**WHAT NEEDS TO BE DONE:**
Repeat each line exactly as it is written.

****************

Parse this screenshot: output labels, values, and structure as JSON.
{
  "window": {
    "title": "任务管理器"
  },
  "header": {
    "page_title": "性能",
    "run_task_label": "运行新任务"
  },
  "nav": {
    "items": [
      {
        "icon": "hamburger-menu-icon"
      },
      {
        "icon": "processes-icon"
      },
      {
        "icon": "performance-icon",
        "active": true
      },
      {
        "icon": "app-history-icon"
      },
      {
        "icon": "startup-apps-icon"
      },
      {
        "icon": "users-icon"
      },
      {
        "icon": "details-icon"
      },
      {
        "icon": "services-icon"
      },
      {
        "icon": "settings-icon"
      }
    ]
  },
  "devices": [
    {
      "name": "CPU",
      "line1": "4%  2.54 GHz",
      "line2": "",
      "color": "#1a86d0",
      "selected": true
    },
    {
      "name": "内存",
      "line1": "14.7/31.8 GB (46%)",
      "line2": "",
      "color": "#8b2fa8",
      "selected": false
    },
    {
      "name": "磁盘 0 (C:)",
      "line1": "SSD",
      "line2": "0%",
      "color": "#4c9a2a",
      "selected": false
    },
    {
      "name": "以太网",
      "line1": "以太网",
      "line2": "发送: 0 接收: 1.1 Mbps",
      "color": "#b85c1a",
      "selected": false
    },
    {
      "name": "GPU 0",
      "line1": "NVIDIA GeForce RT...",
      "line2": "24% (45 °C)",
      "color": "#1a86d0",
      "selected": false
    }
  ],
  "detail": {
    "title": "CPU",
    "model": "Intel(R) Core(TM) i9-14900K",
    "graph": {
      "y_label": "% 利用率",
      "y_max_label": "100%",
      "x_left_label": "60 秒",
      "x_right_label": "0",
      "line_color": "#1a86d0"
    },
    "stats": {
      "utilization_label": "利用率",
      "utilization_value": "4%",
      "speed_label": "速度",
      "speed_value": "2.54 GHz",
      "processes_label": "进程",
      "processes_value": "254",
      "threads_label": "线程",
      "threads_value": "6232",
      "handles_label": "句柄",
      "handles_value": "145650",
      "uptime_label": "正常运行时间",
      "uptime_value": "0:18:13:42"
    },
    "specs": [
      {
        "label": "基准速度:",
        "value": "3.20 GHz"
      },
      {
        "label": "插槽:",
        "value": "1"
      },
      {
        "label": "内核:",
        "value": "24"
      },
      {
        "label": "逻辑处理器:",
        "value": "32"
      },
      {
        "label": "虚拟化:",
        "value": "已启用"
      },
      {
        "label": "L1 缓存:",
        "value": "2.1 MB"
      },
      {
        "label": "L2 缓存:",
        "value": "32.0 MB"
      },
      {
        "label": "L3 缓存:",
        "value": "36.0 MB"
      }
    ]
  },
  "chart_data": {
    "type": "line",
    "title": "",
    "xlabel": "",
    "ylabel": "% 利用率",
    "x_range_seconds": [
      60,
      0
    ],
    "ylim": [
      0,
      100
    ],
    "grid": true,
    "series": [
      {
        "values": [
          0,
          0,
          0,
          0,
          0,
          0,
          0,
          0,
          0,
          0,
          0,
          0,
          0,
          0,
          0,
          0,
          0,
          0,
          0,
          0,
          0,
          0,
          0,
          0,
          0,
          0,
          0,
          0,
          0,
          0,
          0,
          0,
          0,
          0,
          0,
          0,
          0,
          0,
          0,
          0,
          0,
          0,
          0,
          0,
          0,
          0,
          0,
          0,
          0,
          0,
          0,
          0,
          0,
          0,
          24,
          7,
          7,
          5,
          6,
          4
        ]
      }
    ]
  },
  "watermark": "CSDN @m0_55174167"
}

****************

**WORKED ANSWER:**
Parse this screenshot: output labels, values, and structure as JSON.
{
  "window": {
    "title": "任务管理器"
  },
  "header": {
    "page_title": "性能",
    "run_task_label": "运行新任务"
  },
  "nav": {
    "items": [
      {
        "icon": "hamburger-menu-icon"
      },
      {
        "icon": "processes-icon"
      },
      {
        "icon": "performance-icon",
        "active": true
      },
      {
        "icon": "app-history-icon"
      },
      {
        "icon": "startup-apps-icon"
      },
      {
        "icon": "users-icon"
      },
      {
        "icon": "details-icon"
      },
      {
        "icon": "services-icon"
      },
      {
        "icon": "settings-icon"
      }
    ]
  },
  "devices": [
    {
      "name": "CPU",
      "line1": "4%  2.54 GHz",
      "line2": "",
      "color": "#1a86d0",
      "selected": true
    },
    {
      "name": "内存",
      "line1": "14.7/31.8 GB (46%)",
      "line2": "",
      "color": "#8b2fa8",
      "selected": false
    },
    {
      "name": "磁盘 0 (C:)",
      "line1": "SSD",
      "line2": "0%",
      "color": "#4c9a2a",
      "selected": false
    },
    {
      "name": "以太网",
      "line1": "以太网",
      "line2": "发送: 0 接收: 1.1 Mbps",
      "color": "#b85c1a",
      "selected": false
    },
    {
      "name": "GPU 0",
      "line1": "NVIDIA GeForce RT...",
      "line2": "24% (45 °C)",
      "color": "#1a86d0",
      "selected": false
    }
  ],
  "detail": {
    "title": "CPU",
    "model": "Intel(R) Core(TM) i9-14900K",
    "graph": {
      "y_label": "% 利用率",
      "y_max_label": "100%",
      "x_left_label": "60 秒",
      "x_right_label": "0",
      "line_color": "#1a86d0"
    },
    "stats": {
      "utilization_label": "利用率",
      "utilization_value": "4%",
      "speed_label": "速度",
      "speed_value": "2.54 GHz",
      "processes_label": "进程",
      "processes_value": "254",
      "threads_label": "线程",
      "threads_value": "6232",
      "handles_label": "句柄",
      "handles_value": "145650",
      "uptime_label": "正常运行时间",
      "uptime_value": "0:18:13:42"
    },
    "specs": [
      {
        "label": "基准速度:",
        "value": "3.20 GHz"
      },
      {
        "label": "插槽:",
        "value": "1"
      },
      {
        "label": "内核:",
        "value": "24"
      },
      {
        "label": "逻辑处理器:",
        "value": "32"
      },
      {
        "label": "虚拟化:",
        "value": "已启用"
      },
      {
        "label": "L1 缓存:",
        "value": "2.1 MB"
      },
      {
        "label": "L2 缓存:",
        "value": "32.0 MB"
      },
      {
        "label": "L3 缓存:",
        "value": "36.0 MB"
      }
    ]
  },
  "chart_data": {
    "type": "line",
    "title": "",
    "xlabel": "",
    "ylabel": "% 利用率",
    "x_range_seconds": [
      60,
      0
    ],
    "ylim": [
      0,
      100
    ],
    "grid": true,
    "series": [
      {
        "values": [
          0,
          0,
          0,
          0,
          0,
          0,
          0,
          0,
          0,
          0,
          0,
          0,
          0,
          0,
          0,
          0,
          0,
          0,
          0,
          0,
          0,
          0,
          0,
          0,
          0,
          0,
          0,
          0,
          0,
          0,
          0,
          0,
          0,
          0,
          0,
          0,
          0,
          0,
          0,
          0,
          0,
          0,
          0,
          0,
          0,
          0,
          0,
          0,
          0,
          0,
          0,
          0,
          0,
          0,
          24,
          7,
          7,
          5,
          6,
          4
        ]
      }
    ]
  },
  "watermark": "CSDN @m0_55174167"
}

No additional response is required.